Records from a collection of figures
# # # #

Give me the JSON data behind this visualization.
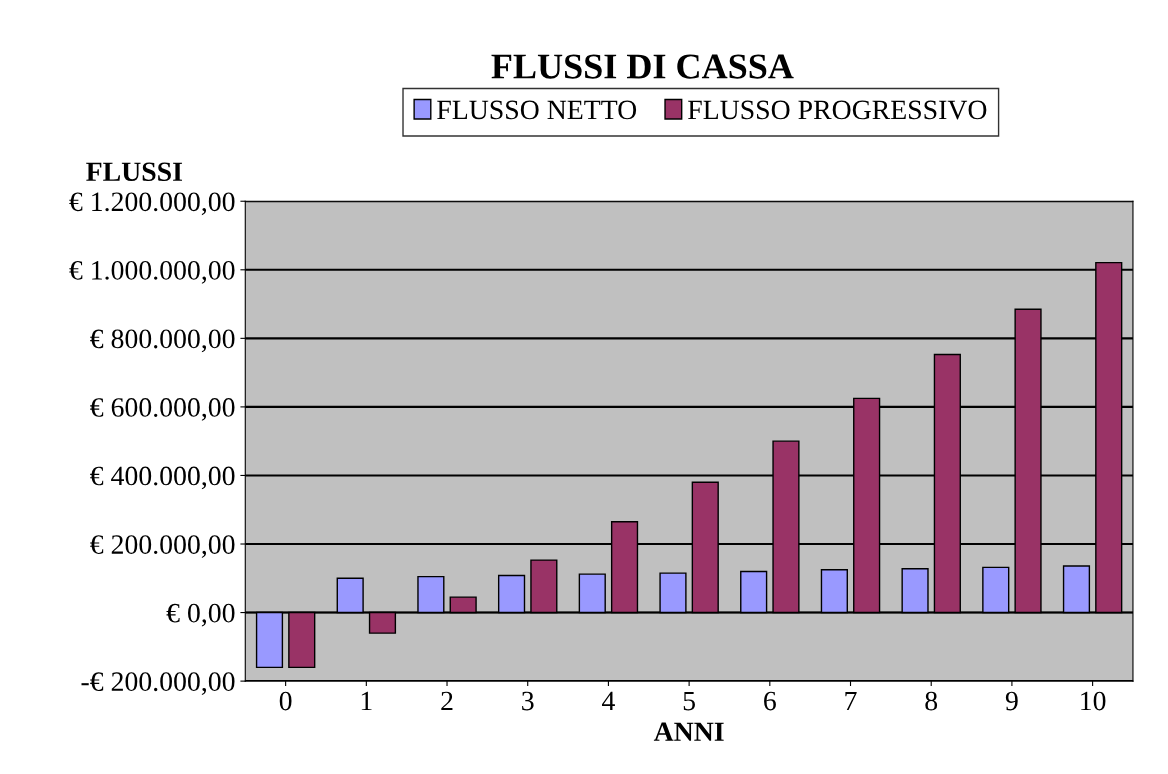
{
  "chart_data": {
    "type": "bar",
    "title": "FLUSSI DI CASSA",
    "xlabel": "ANNI",
    "ylabel": "FLUSSI",
    "categories": [
      "0",
      "1",
      "2",
      "3",
      "4",
      "5",
      "6",
      "7",
      "8",
      "9",
      "10"
    ],
    "series": [
      {
        "name": "FLUSSO NETTO",
        "color": "#9999ff",
        "values": [
          -160000,
          100000,
          105000,
          108000,
          112000,
          115000,
          120000,
          125000,
          128000,
          132000,
          136000
        ]
      },
      {
        "name": "FLUSSO PROGRESSIVO",
        "color": "#993366",
        "values": [
          -160000,
          -60000,
          45000,
          153000,
          265000,
          380000,
          500000,
          625000,
          753000,
          885000,
          1021000
        ]
      }
    ],
    "ylim": [
      -200000,
      1200000
    ],
    "yticks": [
      {
        "value": -200000,
        "label": "-€ 200.000,00"
      },
      {
        "value": 0,
        "label": "€ 0,00"
      },
      {
        "value": 200000,
        "label": "€ 200.000,00"
      },
      {
        "value": 400000,
        "label": "€ 400.000,00"
      },
      {
        "value": 600000,
        "label": "€ 600.000,00"
      },
      {
        "value": 800000,
        "label": "€ 800.000,00"
      },
      {
        "value": 1000000,
        "label": "€ 1.000.000,00"
      },
      {
        "value": 1200000,
        "label": "€ 1.200.000,00"
      }
    ],
    "grid": "y",
    "legend": "top"
  }
}
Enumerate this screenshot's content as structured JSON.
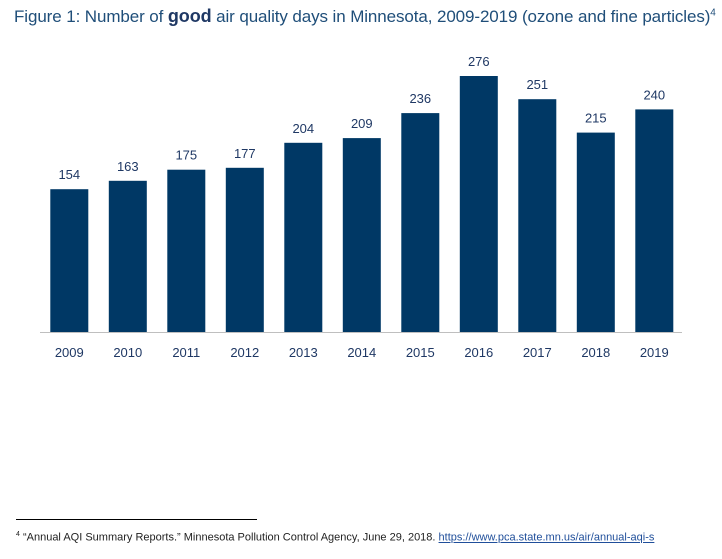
{
  "title": {
    "prefix": "Figure 1: Number of ",
    "emphasis": "good",
    "suffix": " air quality days in Minnesota, 2009-2019 (ozone and fine particles)",
    "note_ref": "4"
  },
  "footnote": {
    "marker": "4",
    "text": " “Annual AQI Summary Reports.” Minnesota Pollution Control Agency, June 29, 2018. ",
    "link": "https://www.pca.state.mn.us/air/annual-aqi-s"
  },
  "colors": {
    "bar": "#003865",
    "axis": "#BFBFBF",
    "title": "#1F4E79"
  },
  "chart_data": {
    "type": "bar",
    "categories": [
      "2009",
      "2010",
      "2011",
      "2012",
      "2013",
      "2014",
      "2015",
      "2016",
      "2017",
      "2018",
      "2019"
    ],
    "values": [
      154,
      163,
      175,
      177,
      204,
      209,
      236,
      276,
      251,
      215,
      240
    ],
    "ylim": [
      0,
      276
    ],
    "grid": false,
    "legend": "none",
    "data_labels": true
  }
}
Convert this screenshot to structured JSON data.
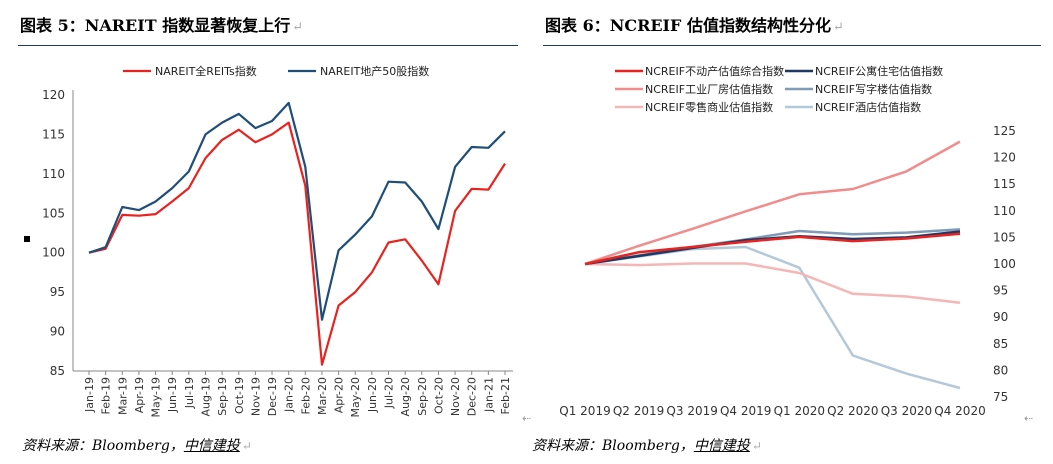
{
  "left": {
    "title": "图表 5：NAREIT 指数显著恢复上行",
    "source": {
      "prefix": "资料来源：Bloomberg，",
      "link": "中信建投"
    }
  },
  "right": {
    "title": "图表 6：NCREIF 估值指数结构性分化",
    "source": {
      "prefix": "资料来源：Bloomberg，",
      "link": "中信建投"
    }
  },
  "chart_data": [
    {
      "type": "line",
      "x": [
        "Jan-19",
        "Feb-19",
        "Mar-19",
        "Apr-19",
        "May-19",
        "Jun-19",
        "Jul-19",
        "Aug-19",
        "Sep-19",
        "Oct-19",
        "Nov-19",
        "Dec-19",
        "Jan-20",
        "Feb-20",
        "Mar-20",
        "Apr-20",
        "May-20",
        "Jun-20",
        "Jul-20",
        "Aug-20",
        "Sep-20",
        "Oct-20",
        "Nov-20",
        "Dec-20",
        "Jan-21",
        "Feb-21"
      ],
      "ylim": [
        85,
        120
      ],
      "yticks": [
        85,
        90,
        95,
        100,
        105,
        110,
        115,
        120
      ],
      "legend": "top",
      "series": [
        {
          "name": "NAREIT全REITs指数",
          "color": "#e8231f",
          "values": [
            100,
            100.5,
            104.8,
            104.7,
            104.9,
            106.5,
            108.2,
            112,
            114.3,
            115.6,
            114,
            115,
            116.5,
            108.5,
            85.8,
            93.3,
            95,
            97.5,
            101.3,
            101.7,
            99,
            96,
            105.3,
            108.1,
            108,
            111.3
          ]
        },
        {
          "name": "NAREIT地产50股指数",
          "color": "#1f4e79",
          "values": [
            100,
            100.7,
            105.8,
            105.4,
            106.5,
            108.2,
            110.3,
            115,
            116.5,
            117.6,
            115.8,
            116.7,
            119,
            110.9,
            91.5,
            100.3,
            102.3,
            104.6,
            109,
            108.9,
            106.5,
            103,
            110.9,
            113.4,
            113.3,
            115.4
          ]
        }
      ]
    },
    {
      "type": "line",
      "x": [
        "Q1 2019",
        "Q2 2019",
        "Q3 2019",
        "Q4 2019",
        "Q1 2020",
        "Q2 2020",
        "Q3 2020",
        "Q4 2020"
      ],
      "ylim": [
        75,
        125
      ],
      "yticks": [
        75,
        80,
        85,
        90,
        95,
        100,
        105,
        110,
        115,
        120,
        125
      ],
      "legend": "top",
      "series": [
        {
          "name": "NCREIF不动产估值综合指数",
          "color": "#e8231f",
          "values": [
            100,
            102.2,
            103.2,
            104.2,
            105.1,
            104.3,
            104.8,
            105.7
          ]
        },
        {
          "name": "NCREIF公寓住宅估值指数",
          "color": "#1f3864",
          "values": [
            100,
            101.5,
            103.0,
            104.5,
            105.2,
            104.7,
            105.0,
            106.1
          ]
        },
        {
          "name": "NCREIF工业厂房估值指数",
          "color": "#f08c8c",
          "values": [
            100,
            103.4,
            106.6,
            109.9,
            113.1,
            114.1,
            117.4,
            123.0
          ]
        },
        {
          "name": "NCREIF写字楼估值指数",
          "color": "#7f9bb5",
          "values": [
            100,
            101.6,
            103.2,
            104.6,
            106.2,
            105.6,
            105.9,
            106.5
          ]
        },
        {
          "name": "NCREIF零售商业估值指数",
          "color": "#f4b6b6",
          "values": [
            100,
            99.8,
            100.1,
            100.1,
            98.3,
            94.4,
            93.9,
            92.7
          ]
        },
        {
          "name": "NCREIF酒店估值指数",
          "color": "#b3c8d8",
          "values": [
            100,
            101.4,
            102.8,
            103.2,
            99.3,
            82.8,
            79.4,
            76.7
          ]
        }
      ]
    }
  ]
}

# # # #

Short problem
Return every line containing "FLUSSI".

Solution to this task
    "title": "FLUSSI DI CASSA",
    "ylabel": "FLUSSI",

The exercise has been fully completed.